Write the listing out again, all of it, word for word.

---- LISTING

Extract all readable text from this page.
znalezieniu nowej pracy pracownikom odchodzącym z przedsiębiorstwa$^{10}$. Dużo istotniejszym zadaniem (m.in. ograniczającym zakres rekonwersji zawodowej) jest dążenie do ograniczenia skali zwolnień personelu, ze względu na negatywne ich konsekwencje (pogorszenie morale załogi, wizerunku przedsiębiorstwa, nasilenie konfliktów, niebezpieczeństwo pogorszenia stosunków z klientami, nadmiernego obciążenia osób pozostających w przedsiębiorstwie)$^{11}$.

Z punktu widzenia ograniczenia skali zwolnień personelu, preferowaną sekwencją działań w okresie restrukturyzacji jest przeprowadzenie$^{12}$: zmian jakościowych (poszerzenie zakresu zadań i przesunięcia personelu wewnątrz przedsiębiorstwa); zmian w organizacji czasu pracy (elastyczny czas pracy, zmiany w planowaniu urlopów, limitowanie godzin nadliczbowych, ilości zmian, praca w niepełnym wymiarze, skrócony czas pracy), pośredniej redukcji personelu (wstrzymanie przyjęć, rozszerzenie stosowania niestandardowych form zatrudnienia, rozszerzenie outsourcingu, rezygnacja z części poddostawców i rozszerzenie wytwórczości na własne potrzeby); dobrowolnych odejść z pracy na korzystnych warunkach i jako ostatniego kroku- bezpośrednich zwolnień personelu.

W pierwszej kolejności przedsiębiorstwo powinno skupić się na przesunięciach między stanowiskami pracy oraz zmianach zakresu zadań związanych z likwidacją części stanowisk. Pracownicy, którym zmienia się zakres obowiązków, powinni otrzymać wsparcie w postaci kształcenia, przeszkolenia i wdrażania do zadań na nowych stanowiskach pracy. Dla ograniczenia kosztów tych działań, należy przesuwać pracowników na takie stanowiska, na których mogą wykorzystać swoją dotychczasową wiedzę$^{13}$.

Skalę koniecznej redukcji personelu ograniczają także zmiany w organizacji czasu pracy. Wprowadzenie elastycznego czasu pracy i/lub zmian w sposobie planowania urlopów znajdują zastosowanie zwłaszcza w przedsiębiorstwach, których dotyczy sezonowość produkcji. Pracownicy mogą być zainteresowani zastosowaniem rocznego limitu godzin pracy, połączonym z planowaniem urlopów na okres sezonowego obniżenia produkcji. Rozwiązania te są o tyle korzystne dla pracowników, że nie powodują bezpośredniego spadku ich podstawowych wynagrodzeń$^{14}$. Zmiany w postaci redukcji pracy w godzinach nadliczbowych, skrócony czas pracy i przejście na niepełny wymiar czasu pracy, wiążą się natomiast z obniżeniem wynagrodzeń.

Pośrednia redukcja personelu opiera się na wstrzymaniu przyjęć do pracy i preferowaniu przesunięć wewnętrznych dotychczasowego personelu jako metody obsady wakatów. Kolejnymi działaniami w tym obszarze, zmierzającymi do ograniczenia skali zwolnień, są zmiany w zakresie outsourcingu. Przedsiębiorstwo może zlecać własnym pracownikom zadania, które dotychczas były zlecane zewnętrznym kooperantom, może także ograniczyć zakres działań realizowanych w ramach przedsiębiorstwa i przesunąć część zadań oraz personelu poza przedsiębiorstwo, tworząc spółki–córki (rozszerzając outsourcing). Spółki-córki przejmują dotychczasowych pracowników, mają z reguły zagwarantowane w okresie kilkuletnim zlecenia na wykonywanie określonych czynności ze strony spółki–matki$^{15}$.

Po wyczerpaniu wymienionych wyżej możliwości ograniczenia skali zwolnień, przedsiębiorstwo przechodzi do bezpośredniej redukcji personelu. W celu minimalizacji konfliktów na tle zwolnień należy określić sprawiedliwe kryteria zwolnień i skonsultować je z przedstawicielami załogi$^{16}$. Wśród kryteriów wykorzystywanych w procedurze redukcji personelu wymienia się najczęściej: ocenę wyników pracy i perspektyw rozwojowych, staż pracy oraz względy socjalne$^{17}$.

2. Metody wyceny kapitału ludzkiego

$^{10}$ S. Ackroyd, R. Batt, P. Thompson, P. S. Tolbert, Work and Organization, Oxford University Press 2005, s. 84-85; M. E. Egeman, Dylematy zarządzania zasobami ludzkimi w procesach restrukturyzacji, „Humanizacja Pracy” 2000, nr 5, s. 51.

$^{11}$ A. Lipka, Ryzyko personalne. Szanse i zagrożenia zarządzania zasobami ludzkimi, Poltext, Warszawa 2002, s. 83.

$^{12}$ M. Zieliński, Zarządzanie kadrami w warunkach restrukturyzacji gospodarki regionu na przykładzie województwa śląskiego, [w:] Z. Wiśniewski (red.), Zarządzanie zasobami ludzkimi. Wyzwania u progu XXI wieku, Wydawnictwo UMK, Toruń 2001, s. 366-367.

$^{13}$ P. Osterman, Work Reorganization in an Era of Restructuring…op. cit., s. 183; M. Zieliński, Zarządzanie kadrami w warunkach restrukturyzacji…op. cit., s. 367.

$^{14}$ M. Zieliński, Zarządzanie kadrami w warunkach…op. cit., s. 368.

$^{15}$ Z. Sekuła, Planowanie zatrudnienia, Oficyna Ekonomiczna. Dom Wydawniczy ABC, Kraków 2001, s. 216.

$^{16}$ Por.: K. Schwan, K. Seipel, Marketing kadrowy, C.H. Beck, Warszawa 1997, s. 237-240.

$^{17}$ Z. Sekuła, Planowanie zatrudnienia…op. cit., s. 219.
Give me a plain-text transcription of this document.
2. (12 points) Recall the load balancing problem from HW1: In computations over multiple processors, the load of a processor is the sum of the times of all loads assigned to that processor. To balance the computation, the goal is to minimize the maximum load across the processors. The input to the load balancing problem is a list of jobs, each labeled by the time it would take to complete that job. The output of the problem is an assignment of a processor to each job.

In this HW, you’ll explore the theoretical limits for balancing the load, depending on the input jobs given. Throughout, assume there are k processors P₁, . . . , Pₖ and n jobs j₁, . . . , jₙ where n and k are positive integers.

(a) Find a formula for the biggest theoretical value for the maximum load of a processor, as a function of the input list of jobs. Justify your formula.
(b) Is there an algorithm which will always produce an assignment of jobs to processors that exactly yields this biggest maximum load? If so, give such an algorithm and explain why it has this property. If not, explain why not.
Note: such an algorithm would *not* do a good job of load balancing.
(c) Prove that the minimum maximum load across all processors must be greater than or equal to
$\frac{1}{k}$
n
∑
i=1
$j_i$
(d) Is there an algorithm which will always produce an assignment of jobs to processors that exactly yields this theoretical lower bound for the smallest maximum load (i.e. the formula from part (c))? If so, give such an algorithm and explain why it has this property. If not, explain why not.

--------

#### [ANSWER TO THIS PROBLEM]
Extract all readable text from this page.
znalezieniu nowej pracy pracownikom odchodzącym z przedsiębiorstwa$^{10}$. Dużo istotniejszym zadaniem (m.in. ograniczającym zakres rekonwersji zawodowej) jest dążenie do ograniczenia skali zwolnień personelu, ze względu na negatywne ich konsekwencje (pogorszenie morale załogi, wizerunku przedsiębiorstwa, nasilenie konfliktów, niebezpieczeństwo pogorszenia stosunków z klientami, nadmiernego obciążenia osób pozostających w przedsiębiorstwie)$^{11}$.

Z punktu widzenia ograniczenia skali zwolnień personelu, preferowaną sekwencją działań w okresie restrukturyzacji jest przeprowadzenie$^{12}$: zmian jakościowych (poszerzenie zakresu zadań i przesunięcia personelu wewnątrz przedsiębiorstwa); zmian w organizacji czasu pracy (elastyczny czas pracy, zmiany w planowaniu urlopów, limitowanie godzin nadliczbowych, ilości zmian, praca w niepełnym wymiarze, skrócony czas pracy), pośredniej redukcji personelu (wstrzymanie przyjęć, rozszerzenie stosowania niestandardowych form zatrudnienia, rozszerzenie outsourcingu, rezygnacja z części poddostawców i rozszerzenie wytwórczości na własne potrzeby); dobrowolnych odejść z pracy na korzystnych warunkach i jako ostatniego kroku- bezpośrednich zwolnień personelu.

W pierwszej kolejności przedsiębiorstwo powinno skupić się na przesunięciach między stanowiskami pracy oraz zmianach zakresu zadań związanych z likwidacją części stanowisk. Pracownicy, którym zmienia się zakres obowiązków, powinni otrzymać wsparcie w postaci kształcenia, przeszkolenia i wdrażania do zadań na nowych stanowiskach pracy. Dla ograniczenia kosztów tych działań, należy przesuwać pracowników na takie stanowiska, na których mogą wykorzystać swoją dotychczasową wiedzę$^{13}$.

Skalę koniecznej redukcji personelu ograniczają także zmiany w organizacji czasu pracy. Wprowadzenie elastycznego czasu pracy i/lub zmian w sposobie planowania urlopów znajdują zastosowanie zwłaszcza w przedsiębiorstwach, których dotyczy sezonowość produkcji. Pracownicy mogą być zainteresowani zastosowaniem rocznego limitu godzin pracy, połączonym z planowaniem urlopów na okres sezonowego obniżenia produkcji. Rozwiązania te są o tyle korzystne dla pracowników, że nie powodują bezpośredniego spadku ich podstawowych wynagrodzeń$^{14}$. Zmiany w postaci redukcji pracy w godzinach nadliczbowych, skrócony czas pracy i przejście na niepełny wymiar czasu pracy, wiążą się natomiast z obniżeniem wynagrodzeń.

Pośrednia redukcja personelu opiera się na wstrzymaniu przyjęć do pracy i preferowaniu przesunięć wewnętrznych dotychczasowego personelu jako metody obsady wakatów. Kolejnymi działaniami w tym obszarze, zmierzającymi do ograniczenia skali zwolnień, są zmiany w zakresie outsourcingu. Przedsiębiorstwo może zlecać własnym pracownikom zadania, które dotychczas były zlecane zewnętrznym kooperantom, może także ograniczyć zakres działań realizowanych w ramach przedsiębiorstwa i przesunąć część zadań oraz personelu poza przedsiębiorstwo, tworząc spółki–córki (rozszerzając outsourcing). Spółki-córki przejmują dotychczasowych pracowników, mają z reguły zagwarantowane w okresie kilkuletnim zlecenia na wykonywanie określonych czynności ze strony spółki–matki$^{15}$.

Po wyczerpaniu wymienionych wyżej możliwości ograniczenia skali zwolnień, przedsiębiorstwo przechodzi do bezpośredniej redukcji personelu. W celu minimalizacji konfliktów na tle zwolnień należy określić sprawiedliwe kryteria zwolnień i skonsultować je z przedstawicielami załogi$^{16}$. Wśród kryteriów wykorzystywanych w procedurze redukcji personelu wymienia się najczęściej: ocenę wyników pracy i perspektyw rozwojowych, staż pracy oraz względy socjalne$^{17}$.

2. Metody wyceny kapitału ludzkiego

$^{10}$ S. Ackroyd, R. Batt, P. Thompson, P. S. Tolbert, Work and Organization, Oxford University Press 2005, s. 84-85; M. E. Egeman, Dylematy zarządzania zasobami ludzkimi w procesach restrukturyzacji, „Humanizacja Pracy” 2000, nr 5, s. 51.

$^{11}$ A. Lipka, Ryzyko personalne. Szanse i zagrożenia zarządzania zasobami ludzkimi, Poltext, Warszawa 2002, s. 83.

$^{12}$ M. Zieliński, Zarządzanie kadrami w warunkach restrukturyzacji gospodarki regionu na przykładzie województwa śląskiego, [w:] Z. Wiśniewski (red.), Zarządzanie zasobami ludzkimi. Wyzwania u progu XXI wieku, Wydawnictwo UMK, Toruń 2001, s. 366-367.

$^{13}$ P. Osterman, Work Reorganization in an Era of Restructuring…op. cit., s. 183; M. Zieliński, Zarządzanie kadrami w warunkach restrukturyzacji…op. cit., s. 367.

$^{14}$ M. Zieliński, Zarządzanie kadrami w warunkach…op. cit., s. 368.

$^{15}$ Z. Sekuła, Planowanie zatrudnienia, Oficyna Ekonomiczna. Dom Wydawniczy ABC, Kraków 2001, s. 216.

$^{16}$ Por.: K. Schwan, K. Seipel, Marketing kadrowy, C.H. Beck, Warszawa 1997, s. 237-240.

$^{17}$ Z. Sekuła, Planowanie zatrudnienia…op. cit., s. 219.
Give me a plain-text transcription of this document.
2. (12 points) Recall the load balancing problem from HW1: In computations over multiple processors, the load of a processor is the sum of the times of all loads assigned to that processor. To balance the computation, the goal is to minimize the maximum load across the processors. The input to the load balancing problem is a list of jobs, each labeled by the time it would take to complete that job. The output of the problem is an assignment of a processor to each job.

In this HW, you’ll explore the theoretical limits for balancing the load, depending on the input jobs given. Throughout, assume there are k processors P₁, . . . , Pₖ and n jobs j₁, . . . , jₙ where n and k are positive integers.

(a) Find a formula for the biggest theoretical value for the maximum load of a processor, as a function of the input list of jobs. Justify your formula.
(b) Is there an algorithm which will always produce an assignment of jobs to processors that exactly yields this biggest maximum load? If so, give such an algorithm and explain why it has this property. If not, explain why not.
Note: such an algorithm would *not* do a good job of load balancing.
(c) Prove that the minimum maximum load across all processors must be greater than or equal to
$\frac{1}{k}$
n
∑
i=1
$j_i$
(d) Is there an algorithm which will always produce an assignment of jobs to processors that exactly yields this theoretical lower bound for the smallest maximum load (i.e. the formula from part (c))? If so, give such an algorithm and explain why it has this property. If not, explain why not.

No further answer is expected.